_TASK PROMPT_
Find every line in the records below that holds the word "name", and copy it out.

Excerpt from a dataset
..............................

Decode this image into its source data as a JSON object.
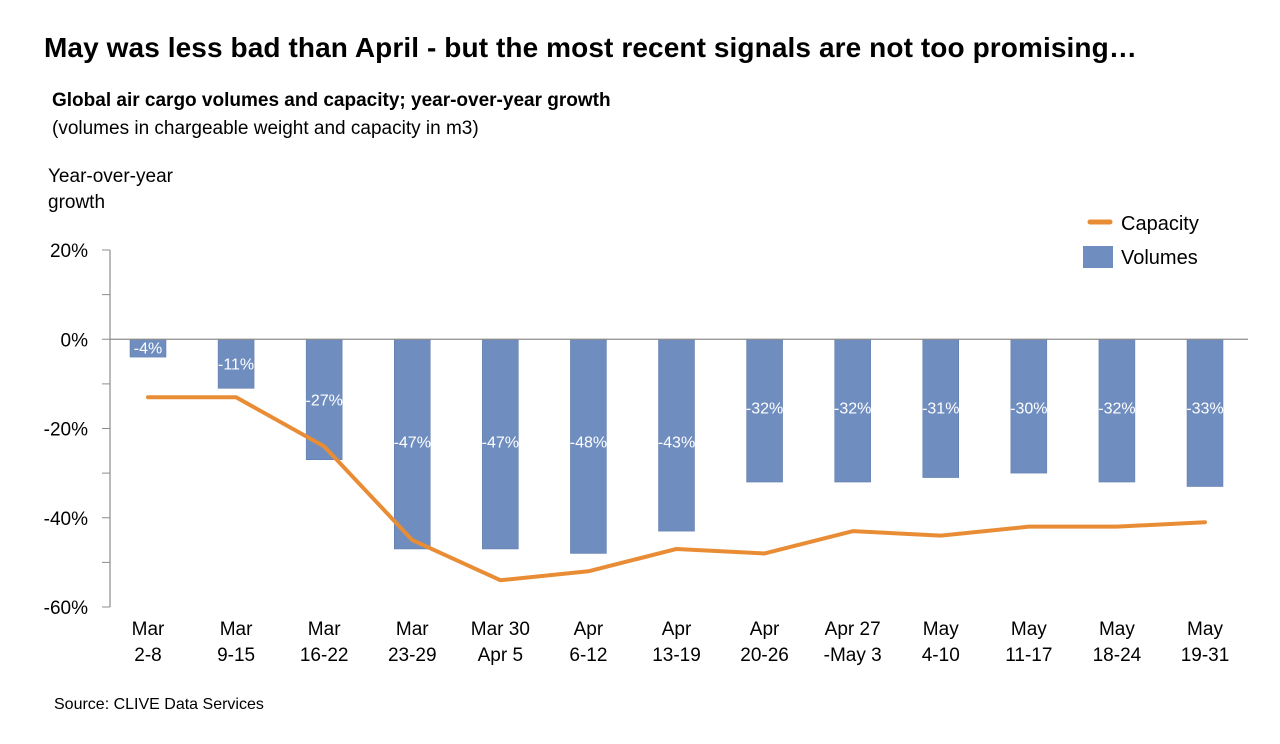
{
  "headline": "May was less bad than April - but the most recent signals are not too promising…",
  "source": "Source: CLIVE Data Services",
  "colors": {
    "volumes": "#6f8ebf",
    "capacity": "#e88d35",
    "axis": "#8c8c8c",
    "bar_label": "#ffffff"
  },
  "chart_data": {
    "type": "bar",
    "title": "Global air cargo volumes and capacity; year-over-year growth",
    "subtitle": "(volumes in chargeable weight and capacity in m3)",
    "ylabel": [
      "Year-over-year",
      "growth"
    ],
    "ylim": [
      -60,
      20
    ],
    "yticks": [
      {
        "value": 20,
        "label": "20%"
      },
      {
        "value": 0,
        "label": "0%"
      },
      {
        "value": -20,
        "label": "-20%"
      },
      {
        "value": -40,
        "label": "-40%"
      },
      {
        "value": -60,
        "label": "-60%"
      }
    ],
    "categories": [
      [
        "Mar",
        "2-8"
      ],
      [
        "Mar",
        "9-15"
      ],
      [
        "Mar",
        "16-22"
      ],
      [
        "Mar",
        "23-29"
      ],
      [
        "Mar 30",
        "Apr 5"
      ],
      [
        "Apr",
        "6-12"
      ],
      [
        "Apr",
        "13-19"
      ],
      [
        "Apr",
        "20-26"
      ],
      [
        "Apr 27",
        "-May 3"
      ],
      [
        "May",
        "4-10"
      ],
      [
        "May",
        "11-17"
      ],
      [
        "May",
        "18-24"
      ],
      [
        "May",
        "19-31"
      ]
    ],
    "legend_position": "top-right",
    "series": [
      {
        "name": "Volumes",
        "type": "bar",
        "values": [
          -4,
          -11,
          -27,
          -47,
          -47,
          -48,
          -43,
          -32,
          -32,
          -31,
          -30,
          -32,
          -33
        ],
        "labels": [
          "-4%",
          "-11%",
          "-27%",
          "-47%",
          "-47%",
          "-48%",
          "-43%",
          "-32%",
          "-32%",
          "-31%",
          "-30%",
          "-32%",
          "-33%"
        ]
      },
      {
        "name": "Capacity",
        "type": "line",
        "values": [
          -13,
          -13,
          -24,
          -45,
          -54,
          -52,
          -47,
          -48,
          -43,
          -44,
          -42,
          -42,
          -41
        ]
      }
    ]
  }
}
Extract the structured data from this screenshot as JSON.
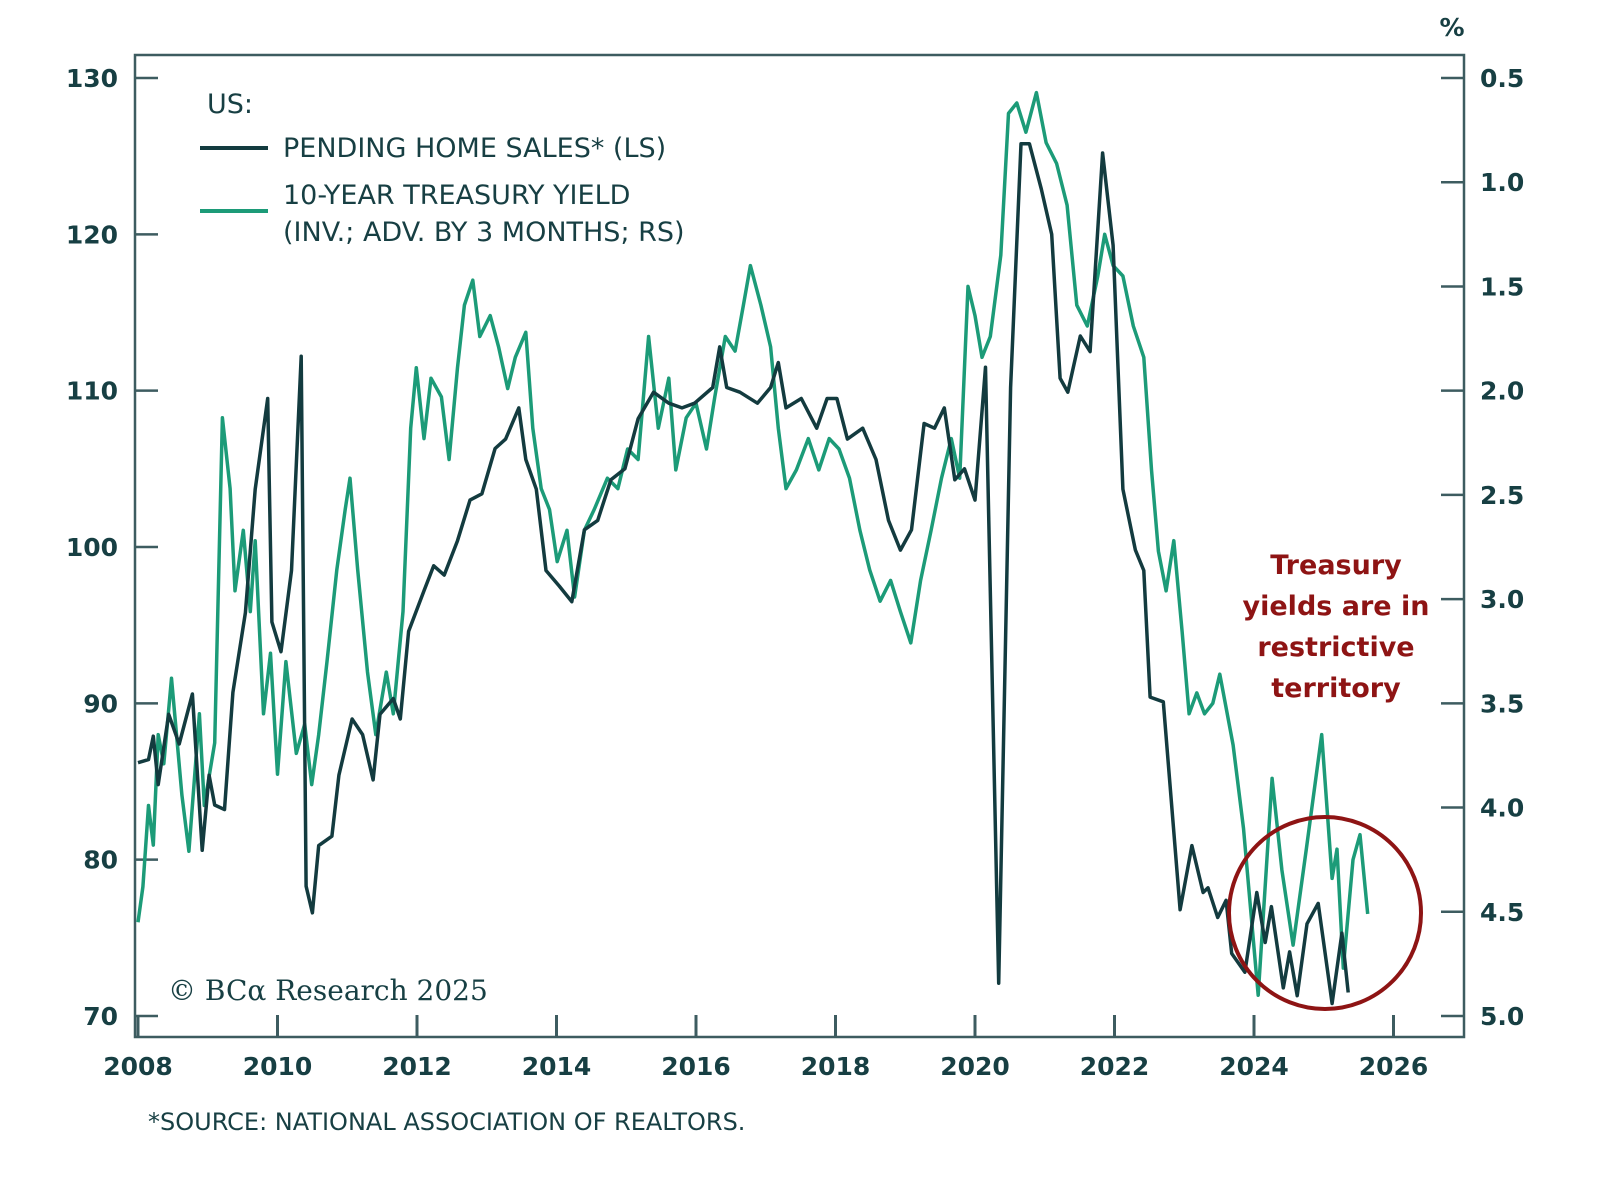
{
  "chart_data": {
    "type": "line",
    "title": "US:",
    "unit_right": "%",
    "x_ticks": [
      "2008",
      "2010",
      "2012",
      "2014",
      "2016",
      "2018",
      "2020",
      "2022",
      "2024",
      "2026"
    ],
    "xlim": [
      2008,
      2026.8
    ],
    "left_axis": {
      "ylim": [
        70,
        130
      ],
      "ticks": [
        "130",
        "120",
        "110",
        "100",
        "90",
        "80",
        "70"
      ]
    },
    "right_axis": {
      "ylim": [
        0.5,
        5.0
      ],
      "inverted": true,
      "ticks": [
        "0.5",
        "1.0",
        "1.5",
        "2.0",
        "2.5",
        "3.0",
        "3.5",
        "4.0",
        "4.5",
        "5.0"
      ]
    },
    "series": [
      {
        "name": "PENDING HOME SALES* (LS)",
        "axis": "left",
        "color": "#133b3f",
        "points": [
          [
            2008.0,
            86.2
          ],
          [
            2008.15,
            86.4
          ],
          [
            2008.22,
            87.9
          ],
          [
            2008.29,
            84.8
          ],
          [
            2008.44,
            89.3
          ],
          [
            2008.59,
            87.4
          ],
          [
            2008.78,
            90.6
          ],
          [
            2008.92,
            80.6
          ],
          [
            2009.02,
            85.4
          ],
          [
            2009.1,
            83.5
          ],
          [
            2009.24,
            83.2
          ],
          [
            2009.36,
            90.7
          ],
          [
            2009.54,
            95.8
          ],
          [
            2009.68,
            103.7
          ],
          [
            2009.86,
            109.5
          ],
          [
            2009.92,
            95.2
          ],
          [
            2010.05,
            93.3
          ],
          [
            2010.2,
            98.5
          ],
          [
            2010.34,
            112.2
          ],
          [
            2010.41,
            78.3
          ],
          [
            2010.5,
            76.6
          ],
          [
            2010.59,
            80.9
          ],
          [
            2010.78,
            81.5
          ],
          [
            2010.88,
            85.4
          ],
          [
            2011.07,
            89
          ],
          [
            2011.22,
            88
          ],
          [
            2011.37,
            85.1
          ],
          [
            2011.47,
            89.3
          ],
          [
            2011.66,
            90.3
          ],
          [
            2011.76,
            89
          ],
          [
            2011.88,
            94.6
          ],
          [
            2012.1,
            97.2
          ],
          [
            2012.24,
            98.8
          ],
          [
            2012.39,
            98.2
          ],
          [
            2012.58,
            100.4
          ],
          [
            2012.76,
            103
          ],
          [
            2012.93,
            103.4
          ],
          [
            2013.12,
            106.3
          ],
          [
            2013.27,
            106.9
          ],
          [
            2013.46,
            108.9
          ],
          [
            2013.56,
            105.6
          ],
          [
            2013.71,
            103.7
          ],
          [
            2013.85,
            98.5
          ],
          [
            2014.04,
            97.5
          ],
          [
            2014.22,
            96.5
          ],
          [
            2014.4,
            101.1
          ],
          [
            2014.59,
            101.7
          ],
          [
            2014.78,
            104.3
          ],
          [
            2014.98,
            105
          ],
          [
            2015.17,
            108.2
          ],
          [
            2015.39,
            109.9
          ],
          [
            2015.61,
            109.2
          ],
          [
            2015.8,
            108.9
          ],
          [
            2015.98,
            109.2
          ],
          [
            2016.24,
            110.2
          ],
          [
            2016.34,
            112.8
          ],
          [
            2016.44,
            110.2
          ],
          [
            2016.63,
            109.9
          ],
          [
            2016.88,
            109.2
          ],
          [
            2017.07,
            110.2
          ],
          [
            2017.18,
            111.8
          ],
          [
            2017.29,
            108.9
          ],
          [
            2017.51,
            109.5
          ],
          [
            2017.73,
            107.6
          ],
          [
            2017.88,
            109.5
          ],
          [
            2018.02,
            109.5
          ],
          [
            2018.17,
            106.9
          ],
          [
            2018.39,
            107.6
          ],
          [
            2018.58,
            105.6
          ],
          [
            2018.76,
            101.7
          ],
          [
            2018.93,
            99.8
          ],
          [
            2019.09,
            101.1
          ],
          [
            2019.27,
            107.9
          ],
          [
            2019.42,
            107.6
          ],
          [
            2019.56,
            108.9
          ],
          [
            2019.71,
            104.3
          ],
          [
            2019.85,
            105
          ],
          [
            2020.0,
            103
          ],
          [
            2020.15,
            111.5
          ],
          [
            2020.34,
            72.1
          ],
          [
            2020.51,
            110.2
          ],
          [
            2020.66,
            125.8
          ],
          [
            2020.78,
            125.8
          ],
          [
            2020.95,
            122.9
          ],
          [
            2021.1,
            120
          ],
          [
            2021.22,
            110.8
          ],
          [
            2021.33,
            109.9
          ],
          [
            2021.51,
            113.5
          ],
          [
            2021.65,
            112.5
          ],
          [
            2021.83,
            125.2
          ],
          [
            2021.98,
            119.3
          ],
          [
            2022.12,
            103.7
          ],
          [
            2022.3,
            99.8
          ],
          [
            2022.42,
            98.5
          ],
          [
            2022.51,
            90.4
          ],
          [
            2022.7,
            90.1
          ],
          [
            2022.94,
            76.8
          ],
          [
            2023.11,
            80.9
          ],
          [
            2023.27,
            77.9
          ],
          [
            2023.34,
            78.2
          ],
          [
            2023.48,
            76.3
          ],
          [
            2023.6,
            77.4
          ],
          [
            2023.68,
            74.0
          ],
          [
            2023.87,
            72.8
          ],
          [
            2024.04,
            77.9
          ],
          [
            2024.16,
            74.7
          ],
          [
            2024.25,
            77.0
          ],
          [
            2024.42,
            71.8
          ],
          [
            2024.51,
            74.1
          ],
          [
            2024.62,
            71.3
          ],
          [
            2024.76,
            75.9
          ],
          [
            2024.92,
            77.2
          ],
          [
            2025.12,
            70.8
          ],
          [
            2025.26,
            75.3
          ],
          [
            2025.35,
            71.5
          ]
        ]
      },
      {
        "name": "10-YEAR TREASURY YIELD (INV.; ADV. BY 3 MONTHS; RS)",
        "axis": "right",
        "color": "#1c9b78",
        "points": [
          [
            2008.0,
            4.55
          ],
          [
            2008.07,
            4.38
          ],
          [
            2008.15,
            3.99
          ],
          [
            2008.22,
            4.18
          ],
          [
            2008.29,
            3.65
          ],
          [
            2008.37,
            3.79
          ],
          [
            2008.48,
            3.38
          ],
          [
            2008.63,
            3.94
          ],
          [
            2008.73,
            4.21
          ],
          [
            2008.88,
            3.55
          ],
          [
            2008.95,
            3.99
          ],
          [
            2009.1,
            3.69
          ],
          [
            2009.21,
            2.13
          ],
          [
            2009.32,
            2.47
          ],
          [
            2009.39,
            2.96
          ],
          [
            2009.51,
            2.67
          ],
          [
            2009.61,
            3.06
          ],
          [
            2009.68,
            2.72
          ],
          [
            2009.8,
            3.55
          ],
          [
            2009.9,
            3.26
          ],
          [
            2010.0,
            3.84
          ],
          [
            2010.12,
            3.3
          ],
          [
            2010.27,
            3.74
          ],
          [
            2010.39,
            3.6
          ],
          [
            2010.49,
            3.89
          ],
          [
            2010.59,
            3.65
          ],
          [
            2010.71,
            3.3
          ],
          [
            2010.85,
            2.86
          ],
          [
            2010.97,
            2.57
          ],
          [
            2011.04,
            2.42
          ],
          [
            2011.15,
            2.86
          ],
          [
            2011.29,
            3.35
          ],
          [
            2011.41,
            3.65
          ],
          [
            2011.56,
            3.35
          ],
          [
            2011.66,
            3.55
          ],
          [
            2011.8,
            3.06
          ],
          [
            2011.91,
            2.18
          ],
          [
            2011.99,
            1.89
          ],
          [
            2012.1,
            2.23
          ],
          [
            2012.2,
            1.94
          ],
          [
            2012.35,
            2.03
          ],
          [
            2012.46,
            2.33
          ],
          [
            2012.58,
            1.89
          ],
          [
            2012.68,
            1.59
          ],
          [
            2012.8,
            1.47
          ],
          [
            2012.9,
            1.74
          ],
          [
            2013.05,
            1.64
          ],
          [
            2013.17,
            1.79
          ],
          [
            2013.3,
            1.99
          ],
          [
            2013.41,
            1.84
          ],
          [
            2013.56,
            1.72
          ],
          [
            2013.66,
            2.18
          ],
          [
            2013.78,
            2.47
          ],
          [
            2013.9,
            2.57
          ],
          [
            2014.01,
            2.82
          ],
          [
            2014.15,
            2.67
          ],
          [
            2014.26,
            2.99
          ],
          [
            2014.4,
            2.67
          ],
          [
            2014.54,
            2.57
          ],
          [
            2014.73,
            2.42
          ],
          [
            2014.88,
            2.47
          ],
          [
            2015.02,
            2.28
          ],
          [
            2015.17,
            2.33
          ],
          [
            2015.32,
            1.74
          ],
          [
            2015.46,
            2.18
          ],
          [
            2015.61,
            1.94
          ],
          [
            2015.71,
            2.38
          ],
          [
            2015.86,
            2.13
          ],
          [
            2016.0,
            2.06
          ],
          [
            2016.15,
            2.28
          ],
          [
            2016.27,
            2.03
          ],
          [
            2016.42,
            1.74
          ],
          [
            2016.56,
            1.81
          ],
          [
            2016.68,
            1.59
          ],
          [
            2016.78,
            1.4
          ],
          [
            2016.93,
            1.59
          ],
          [
            2017.07,
            1.79
          ],
          [
            2017.18,
            2.18
          ],
          [
            2017.29,
            2.47
          ],
          [
            2017.44,
            2.38
          ],
          [
            2017.61,
            2.23
          ],
          [
            2017.76,
            2.38
          ],
          [
            2017.91,
            2.23
          ],
          [
            2018.05,
            2.28
          ],
          [
            2018.2,
            2.42
          ],
          [
            2018.35,
            2.67
          ],
          [
            2018.49,
            2.86
          ],
          [
            2018.64,
            3.01
          ],
          [
            2018.79,
            2.91
          ],
          [
            2018.93,
            3.06
          ],
          [
            2019.08,
            3.21
          ],
          [
            2019.22,
            2.91
          ],
          [
            2019.37,
            2.67
          ],
          [
            2019.52,
            2.42
          ],
          [
            2019.66,
            2.23
          ],
          [
            2019.78,
            2.42
          ],
          [
            2019.9,
            1.5
          ],
          [
            2020.0,
            1.64
          ],
          [
            2020.1,
            1.84
          ],
          [
            2020.22,
            1.74
          ],
          [
            2020.37,
            1.35
          ],
          [
            2020.48,
            0.67
          ],
          [
            2020.6,
            0.62
          ],
          [
            2020.73,
            0.76
          ],
          [
            2020.88,
            0.57
          ],
          [
            2021.02,
            0.81
          ],
          [
            2021.17,
            0.91
          ],
          [
            2021.32,
            1.11
          ],
          [
            2021.46,
            1.59
          ],
          [
            2021.61,
            1.69
          ],
          [
            2021.76,
            1.45
          ],
          [
            2021.86,
            1.25
          ],
          [
            2021.98,
            1.4
          ],
          [
            2022.12,
            1.45
          ],
          [
            2022.27,
            1.69
          ],
          [
            2022.42,
            1.84
          ],
          [
            2022.53,
            2.38
          ],
          [
            2022.63,
            2.77
          ],
          [
            2022.74,
            2.96
          ],
          [
            2022.85,
            2.72
          ],
          [
            2022.97,
            3.16
          ],
          [
            2023.07,
            3.55
          ],
          [
            2023.18,
            3.45
          ],
          [
            2023.29,
            3.55
          ],
          [
            2023.41,
            3.5
          ],
          [
            2023.51,
            3.36
          ],
          [
            2023.7,
            3.7
          ],
          [
            2023.85,
            4.1
          ],
          [
            2024.06,
            4.9
          ],
          [
            2024.26,
            3.86
          ],
          [
            2024.4,
            4.3
          ],
          [
            2024.56,
            4.66
          ],
          [
            2024.75,
            4.2
          ],
          [
            2024.97,
            3.65
          ],
          [
            2025.12,
            4.34
          ],
          [
            2025.19,
            4.2
          ],
          [
            2025.28,
            4.77
          ],
          [
            2025.42,
            4.25
          ],
          [
            2025.52,
            4.13
          ],
          [
            2025.63,
            4.51
          ]
        ]
      }
    ],
    "legend": {
      "title": "US:",
      "line1": "PENDING HOME SALES* (LS)",
      "line2a": "10-YEAR TREASURY YIELD",
      "line2b": "(INV.; ADV. BY 3 MONTHS; RS)",
      "placement": "top-left"
    },
    "annotation": {
      "lines": [
        "Treasury",
        "yields are in",
        "restrictive",
        "territory"
      ],
      "color": "#8e1414",
      "circled_period": [
        2024.0,
        2025.7
      ]
    },
    "copyright": "© BCα Research 2025",
    "source": "*SOURCE: NATIONAL ASSOCIATION OF REALTORS."
  }
}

..............................

_WRITTEN REPLY_
        "name": "Volumes",
        "name": "Capacity",
        "name": "PENDING HOME SALES* (LS)",
        "name": "10-YEAR TREASURY YIELD (INV.; ADV. BY 3 MONTHS; RS)",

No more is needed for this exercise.